> RECORDS SHOWN:

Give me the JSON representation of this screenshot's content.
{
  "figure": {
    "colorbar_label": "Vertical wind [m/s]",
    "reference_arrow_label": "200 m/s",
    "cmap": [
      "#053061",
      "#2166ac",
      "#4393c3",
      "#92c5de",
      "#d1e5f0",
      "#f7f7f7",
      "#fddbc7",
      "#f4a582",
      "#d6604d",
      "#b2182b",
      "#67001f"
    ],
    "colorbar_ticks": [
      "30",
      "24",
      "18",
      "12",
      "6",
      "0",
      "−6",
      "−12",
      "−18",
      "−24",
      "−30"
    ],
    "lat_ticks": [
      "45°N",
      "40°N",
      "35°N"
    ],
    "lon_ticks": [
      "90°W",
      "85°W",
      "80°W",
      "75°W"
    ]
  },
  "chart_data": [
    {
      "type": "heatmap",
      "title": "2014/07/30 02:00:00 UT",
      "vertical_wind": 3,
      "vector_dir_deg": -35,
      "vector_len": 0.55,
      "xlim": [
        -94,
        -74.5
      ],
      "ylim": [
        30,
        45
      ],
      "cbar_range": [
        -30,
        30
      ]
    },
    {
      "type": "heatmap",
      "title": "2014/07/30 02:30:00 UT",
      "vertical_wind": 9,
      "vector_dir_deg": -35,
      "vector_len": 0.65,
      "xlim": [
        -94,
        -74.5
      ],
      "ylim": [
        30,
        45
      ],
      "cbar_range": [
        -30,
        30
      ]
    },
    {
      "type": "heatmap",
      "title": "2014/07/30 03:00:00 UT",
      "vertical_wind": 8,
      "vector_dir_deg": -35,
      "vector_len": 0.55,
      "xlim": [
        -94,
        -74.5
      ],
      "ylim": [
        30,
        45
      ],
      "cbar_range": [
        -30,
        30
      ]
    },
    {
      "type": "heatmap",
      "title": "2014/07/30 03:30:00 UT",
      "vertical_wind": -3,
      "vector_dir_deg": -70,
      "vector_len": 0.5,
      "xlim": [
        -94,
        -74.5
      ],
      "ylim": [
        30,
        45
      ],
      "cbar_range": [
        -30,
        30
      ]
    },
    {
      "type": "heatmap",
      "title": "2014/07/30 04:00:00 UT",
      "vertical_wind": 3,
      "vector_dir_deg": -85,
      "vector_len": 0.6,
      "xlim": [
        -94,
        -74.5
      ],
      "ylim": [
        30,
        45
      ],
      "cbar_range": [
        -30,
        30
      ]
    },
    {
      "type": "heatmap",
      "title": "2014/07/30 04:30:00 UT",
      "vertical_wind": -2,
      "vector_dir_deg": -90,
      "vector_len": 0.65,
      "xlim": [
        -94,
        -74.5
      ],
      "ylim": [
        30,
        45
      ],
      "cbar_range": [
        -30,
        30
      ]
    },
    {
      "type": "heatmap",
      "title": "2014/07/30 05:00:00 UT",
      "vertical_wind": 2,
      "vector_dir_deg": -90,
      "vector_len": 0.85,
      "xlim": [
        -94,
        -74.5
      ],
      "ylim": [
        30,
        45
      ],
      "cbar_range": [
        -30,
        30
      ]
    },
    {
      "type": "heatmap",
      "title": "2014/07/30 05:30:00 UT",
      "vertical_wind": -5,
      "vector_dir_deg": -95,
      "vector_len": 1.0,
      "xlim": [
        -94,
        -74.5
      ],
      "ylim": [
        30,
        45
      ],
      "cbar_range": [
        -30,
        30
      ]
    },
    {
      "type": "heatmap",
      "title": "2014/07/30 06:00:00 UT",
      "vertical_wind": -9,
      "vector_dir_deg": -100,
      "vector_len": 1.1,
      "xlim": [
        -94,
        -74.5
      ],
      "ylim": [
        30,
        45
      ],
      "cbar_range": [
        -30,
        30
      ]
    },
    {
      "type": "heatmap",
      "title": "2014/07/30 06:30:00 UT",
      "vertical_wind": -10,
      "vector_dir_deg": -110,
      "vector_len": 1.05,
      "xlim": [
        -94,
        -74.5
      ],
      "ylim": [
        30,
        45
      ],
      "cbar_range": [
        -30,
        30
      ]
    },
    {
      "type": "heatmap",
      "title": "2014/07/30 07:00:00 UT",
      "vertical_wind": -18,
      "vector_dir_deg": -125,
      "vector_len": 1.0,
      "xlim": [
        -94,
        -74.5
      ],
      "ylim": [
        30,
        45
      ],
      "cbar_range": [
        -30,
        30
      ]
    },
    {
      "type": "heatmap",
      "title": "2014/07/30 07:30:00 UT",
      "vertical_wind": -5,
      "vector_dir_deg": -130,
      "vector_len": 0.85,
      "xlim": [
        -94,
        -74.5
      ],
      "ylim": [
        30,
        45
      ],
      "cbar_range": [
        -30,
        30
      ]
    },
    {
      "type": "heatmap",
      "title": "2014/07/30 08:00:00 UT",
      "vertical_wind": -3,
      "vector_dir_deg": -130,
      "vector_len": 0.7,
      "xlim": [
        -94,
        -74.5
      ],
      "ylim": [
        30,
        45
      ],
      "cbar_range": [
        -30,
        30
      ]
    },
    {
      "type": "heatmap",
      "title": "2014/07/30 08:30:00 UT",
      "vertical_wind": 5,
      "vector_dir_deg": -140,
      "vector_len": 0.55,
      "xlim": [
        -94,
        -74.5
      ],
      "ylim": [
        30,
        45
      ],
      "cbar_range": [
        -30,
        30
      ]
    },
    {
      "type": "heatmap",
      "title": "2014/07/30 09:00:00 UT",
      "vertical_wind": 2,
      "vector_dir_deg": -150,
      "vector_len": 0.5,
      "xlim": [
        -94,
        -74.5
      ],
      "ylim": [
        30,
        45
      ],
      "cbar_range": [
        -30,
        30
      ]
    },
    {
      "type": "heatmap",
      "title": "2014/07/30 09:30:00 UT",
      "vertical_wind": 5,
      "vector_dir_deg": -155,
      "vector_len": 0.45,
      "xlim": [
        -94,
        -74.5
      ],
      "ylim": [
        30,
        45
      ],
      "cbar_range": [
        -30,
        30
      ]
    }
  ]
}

> TASK: Repeat the whole listing exactly, keeping every line intact.

> TASK ANSWER:
Give me the JSON representation of this screenshot's content.
{
  "figure": {
    "colorbar_label": "Vertical wind [m/s]",
    "reference_arrow_label": "200 m/s",
    "cmap": [
      "#053061",
      "#2166ac",
      "#4393c3",
      "#92c5de",
      "#d1e5f0",
      "#f7f7f7",
      "#fddbc7",
      "#f4a582",
      "#d6604d",
      "#b2182b",
      "#67001f"
    ],
    "colorbar_ticks": [
      "30",
      "24",
      "18",
      "12",
      "6",
      "0",
      "−6",
      "−12",
      "−18",
      "−24",
      "−30"
    ],
    "lat_ticks": [
      "45°N",
      "40°N",
      "35°N"
    ],
    "lon_ticks": [
      "90°W",
      "85°W",
      "80°W",
      "75°W"
    ]
  },
  "chart_data": [
    {
      "type": "heatmap",
      "title": "2014/07/30 02:00:00 UT",
      "vertical_wind": 3,
      "vector_dir_deg": -35,
      "vector_len": 0.55,
      "xlim": [
        -94,
        -74.5
      ],
      "ylim": [
        30,
        45
      ],
      "cbar_range": [
        -30,
        30
      ]
    },
    {
      "type": "heatmap",
      "title": "2014/07/30 02:30:00 UT",
      "vertical_wind": 9,
      "vector_dir_deg": -35,
      "vector_len": 0.65,
      "xlim": [
        -94,
        -74.5
      ],
      "ylim": [
        30,
        45
      ],
      "cbar_range": [
        -30,
        30
      ]
    },
    {
      "type": "heatmap",
      "title": "2014/07/30 03:00:00 UT",
      "vertical_wind": 8,
      "vector_dir_deg": -35,
      "vector_len": 0.55,
      "xlim": [
        -94,
        -74.5
      ],
      "ylim": [
        30,
        45
      ],
      "cbar_range": [
        -30,
        30
      ]
    },
    {
      "type": "heatmap",
      "title": "2014/07/30 03:30:00 UT",
      "vertical_wind": -3,
      "vector_dir_deg": -70,
      "vector_len": 0.5,
      "xlim": [
        -94,
        -74.5
      ],
      "ylim": [
        30,
        45
      ],
      "cbar_range": [
        -30,
        30
      ]
    },
    {
      "type": "heatmap",
      "title": "2014/07/30 04:00:00 UT",
      "vertical_wind": 3,
      "vector_dir_deg": -85,
      "vector_len": 0.6,
      "xlim": [
        -94,
        -74.5
      ],
      "ylim": [
        30,
        45
      ],
      "cbar_range": [
        -30,
        30
      ]
    },
    {
      "type": "heatmap",
      "title": "2014/07/30 04:30:00 UT",
      "vertical_wind": -2,
      "vector_dir_deg": -90,
      "vector_len": 0.65,
      "xlim": [
        -94,
        -74.5
      ],
      "ylim": [
        30,
        45
      ],
      "cbar_range": [
        -30,
        30
      ]
    },
    {
      "type": "heatmap",
      "title": "2014/07/30 05:00:00 UT",
      "vertical_wind": 2,
      "vector_dir_deg": -90,
      "vector_len": 0.85,
      "xlim": [
        -94,
        -74.5
      ],
      "ylim": [
        30,
        45
      ],
      "cbar_range": [
        -30,
        30
      ]
    },
    {
      "type": "heatmap",
      "title": "2014/07/30 05:30:00 UT",
      "vertical_wind": -5,
      "vector_dir_deg": -95,
      "vector_len": 1.0,
      "xlim": [
        -94,
        -74.5
      ],
      "ylim": [
        30,
        45
      ],
      "cbar_range": [
        -30,
        30
      ]
    },
    {
      "type": "heatmap",
      "title": "2014/07/30 06:00:00 UT",
      "vertical_wind": -9,
      "vector_dir_deg": -100,
      "vector_len": 1.1,
      "xlim": [
        -94,
        -74.5
      ],
      "ylim": [
        30,
        45
      ],
      "cbar_range": [
        -30,
        30
      ]
    },
    {
      "type": "heatmap",
      "title": "2014/07/30 06:30:00 UT",
      "vertical_wind": -10,
      "vector_dir_deg": -110,
      "vector_len": 1.05,
      "xlim": [
        -94,
        -74.5
      ],
      "ylim": [
        30,
        45
      ],
      "cbar_range": [
        -30,
        30
      ]
    },
    {
      "type": "heatmap",
      "title": "2014/07/30 07:00:00 UT",
      "vertical_wind": -18,
      "vector_dir_deg": -125,
      "vector_len": 1.0,
      "xlim": [
        -94,
        -74.5
      ],
      "ylim": [
        30,
        45
      ],
      "cbar_range": [
        -30,
        30
      ]
    },
    {
      "type": "heatmap",
      "title": "2014/07/30 07:30:00 UT",
      "vertical_wind": -5,
      "vector_dir_deg": -130,
      "vector_len": 0.85,
      "xlim": [
        -94,
        -74.5
      ],
      "ylim": [
        30,
        45
      ],
      "cbar_range": [
        -30,
        30
      ]
    },
    {
      "type": "heatmap",
      "title": "2014/07/30 08:00:00 UT",
      "vertical_wind": -3,
      "vector_dir_deg": -130,
      "vector_len": 0.7,
      "xlim": [
        -94,
        -74.5
      ],
      "ylim": [
        30,
        45
      ],
      "cbar_range": [
        -30,
        30
      ]
    },
    {
      "type": "heatmap",
      "title": "2014/07/30 08:30:00 UT",
      "vertical_wind": 5,
      "vector_dir_deg": -140,
      "vector_len": 0.55,
      "xlim": [
        -94,
        -74.5
      ],
      "ylim": [
        30,
        45
      ],
      "cbar_range": [
        -30,
        30
      ]
    },
    {
      "type": "heatmap",
      "title": "2014/07/30 09:00:00 UT",
      "vertical_wind": 2,
      "vector_dir_deg": -150,
      "vector_len": 0.5,
      "xlim": [
        -94,
        -74.5
      ],
      "ylim": [
        30,
        45
      ],
      "cbar_range": [
        -30,
        30
      ]
    },
    {
      "type": "heatmap",
      "title": "2014/07/30 09:30:00 UT",
      "vertical_wind": 5,
      "vector_dir_deg": -155,
      "vector_len": 0.45,
      "xlim": [
        -94,
        -74.5
      ],
      "ylim": [
        30,
        45
      ],
      "cbar_range": [
        -30,
        30
      ]
    }
  ]
}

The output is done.